(begin)

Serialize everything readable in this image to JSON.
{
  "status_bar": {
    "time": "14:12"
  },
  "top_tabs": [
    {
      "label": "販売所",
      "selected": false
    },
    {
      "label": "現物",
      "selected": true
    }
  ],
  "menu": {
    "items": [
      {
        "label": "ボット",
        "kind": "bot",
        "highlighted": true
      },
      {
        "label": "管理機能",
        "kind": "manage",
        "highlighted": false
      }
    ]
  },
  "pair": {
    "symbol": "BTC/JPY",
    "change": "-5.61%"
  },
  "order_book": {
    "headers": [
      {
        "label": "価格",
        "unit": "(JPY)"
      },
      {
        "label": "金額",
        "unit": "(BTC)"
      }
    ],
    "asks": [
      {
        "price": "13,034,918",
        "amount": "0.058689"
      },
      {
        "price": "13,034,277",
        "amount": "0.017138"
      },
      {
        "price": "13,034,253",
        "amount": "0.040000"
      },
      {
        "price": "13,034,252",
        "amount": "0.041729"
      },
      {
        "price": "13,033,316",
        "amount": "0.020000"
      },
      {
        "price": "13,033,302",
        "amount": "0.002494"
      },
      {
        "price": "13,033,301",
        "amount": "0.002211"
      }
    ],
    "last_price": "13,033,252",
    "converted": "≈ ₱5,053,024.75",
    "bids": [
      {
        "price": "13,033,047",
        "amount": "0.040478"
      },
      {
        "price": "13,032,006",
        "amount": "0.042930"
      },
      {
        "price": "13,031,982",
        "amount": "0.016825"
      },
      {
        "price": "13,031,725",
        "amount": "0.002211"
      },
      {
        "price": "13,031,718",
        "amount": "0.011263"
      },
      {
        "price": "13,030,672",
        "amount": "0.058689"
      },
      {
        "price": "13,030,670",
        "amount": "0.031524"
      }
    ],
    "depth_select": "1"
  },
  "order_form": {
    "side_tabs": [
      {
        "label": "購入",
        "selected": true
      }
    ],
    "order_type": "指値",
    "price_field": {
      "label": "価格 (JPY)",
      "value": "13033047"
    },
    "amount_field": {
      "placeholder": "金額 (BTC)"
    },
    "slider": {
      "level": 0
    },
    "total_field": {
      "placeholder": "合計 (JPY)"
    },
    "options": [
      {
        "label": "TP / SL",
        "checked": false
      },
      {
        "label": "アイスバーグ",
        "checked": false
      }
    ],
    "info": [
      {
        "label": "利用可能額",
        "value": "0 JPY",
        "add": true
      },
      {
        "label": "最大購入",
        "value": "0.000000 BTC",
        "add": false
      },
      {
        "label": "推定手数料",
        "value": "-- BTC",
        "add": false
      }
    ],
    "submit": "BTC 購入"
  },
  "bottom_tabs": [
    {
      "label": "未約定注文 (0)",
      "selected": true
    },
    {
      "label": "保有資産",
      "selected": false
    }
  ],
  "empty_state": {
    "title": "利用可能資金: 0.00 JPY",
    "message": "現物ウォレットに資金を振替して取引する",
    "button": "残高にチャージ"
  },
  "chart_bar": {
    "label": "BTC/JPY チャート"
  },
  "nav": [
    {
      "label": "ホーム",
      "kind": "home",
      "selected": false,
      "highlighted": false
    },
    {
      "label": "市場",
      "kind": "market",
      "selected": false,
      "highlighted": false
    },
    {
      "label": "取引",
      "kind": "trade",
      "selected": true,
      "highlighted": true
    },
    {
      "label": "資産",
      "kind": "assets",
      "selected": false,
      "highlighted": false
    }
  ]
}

(end)

Brief> Return what is listed above, exactly and completely.

Full solution>
Serialize everything readable in this image to JSON.
{
  "status_bar": {
    "time": "14:12"
  },
  "top_tabs": [
    {
      "label": "販売所",
      "selected": false
    },
    {
      "label": "現物",
      "selected": true
    }
  ],
  "menu": {
    "items": [
      {
        "label": "ボット",
        "kind": "bot",
        "highlighted": true
      },
      {
        "label": "管理機能",
        "kind": "manage",
        "highlighted": false
      }
    ]
  },
  "pair": {
    "symbol": "BTC/JPY",
    "change": "-5.61%"
  },
  "order_book": {
    "headers": [
      {
        "label": "価格",
        "unit": "(JPY)"
      },
      {
        "label": "金額",
        "unit": "(BTC)"
      }
    ],
    "asks": [
      {
        "price": "13,034,918",
        "amount": "0.058689"
      },
      {
        "price": "13,034,277",
        "amount": "0.017138"
      },
      {
        "price": "13,034,253",
        "amount": "0.040000"
      },
      {
        "price": "13,034,252",
        "amount": "0.041729"
      },
      {
        "price": "13,033,316",
        "amount": "0.020000"
      },
      {
        "price": "13,033,302",
        "amount": "0.002494"
      },
      {
        "price": "13,033,301",
        "amount": "0.002211"
      }
    ],
    "last_price": "13,033,252",
    "converted": "≈ ₱5,053,024.75",
    "bids": [
      {
        "price": "13,033,047",
        "amount": "0.040478"
      },
      {
        "price": "13,032,006",
        "amount": "0.042930"
      },
      {
        "price": "13,031,982",
        "amount": "0.016825"
      },
      {
        "price": "13,031,725",
        "amount": "0.002211"
      },
      {
        "price": "13,031,718",
        "amount": "0.011263"
      },
      {
        "price": "13,030,672",
        "amount": "0.058689"
      },
      {
        "price": "13,030,670",
        "amount": "0.031524"
      }
    ],
    "depth_select": "1"
  },
  "order_form": {
    "side_tabs": [
      {
        "label": "購入",
        "selected": true
      }
    ],
    "order_type": "指値",
    "price_field": {
      "label": "価格 (JPY)",
      "value": "13033047"
    },
    "amount_field": {
      "placeholder": "金額 (BTC)"
    },
    "slider": {
      "level": 0
    },
    "total_field": {
      "placeholder": "合計 (JPY)"
    },
    "options": [
      {
        "label": "TP / SL",
        "checked": false
      },
      {
        "label": "アイスバーグ",
        "checked": false
      }
    ],
    "info": [
      {
        "label": "利用可能額",
        "value": "0 JPY",
        "add": true
      },
      {
        "label": "最大購入",
        "value": "0.000000 BTC",
        "add": false
      },
      {
        "label": "推定手数料",
        "value": "-- BTC",
        "add": false
      }
    ],
    "submit": "BTC 購入"
  },
  "bottom_tabs": [
    {
      "label": "未約定注文 (0)",
      "selected": true
    },
    {
      "label": "保有資産",
      "selected": false
    }
  ],
  "empty_state": {
    "title": "利用可能資金: 0.00 JPY",
    "message": "現物ウォレットに資金を振替して取引する",
    "button": "残高にチャージ"
  },
  "chart_bar": {
    "label": "BTC/JPY チャート"
  },
  "nav": [
    {
      "label": "ホーム",
      "kind": "home",
      "selected": false,
      "highlighted": false
    },
    {
      "label": "市場",
      "kind": "market",
      "selected": false,
      "highlighted": false
    },
    {
      "label": "取引",
      "kind": "trade",
      "selected": true,
      "highlighted": true
    },
    {
      "label": "資産",
      "kind": "assets",
      "selected": false,
      "highlighted": false
    }
  ]
}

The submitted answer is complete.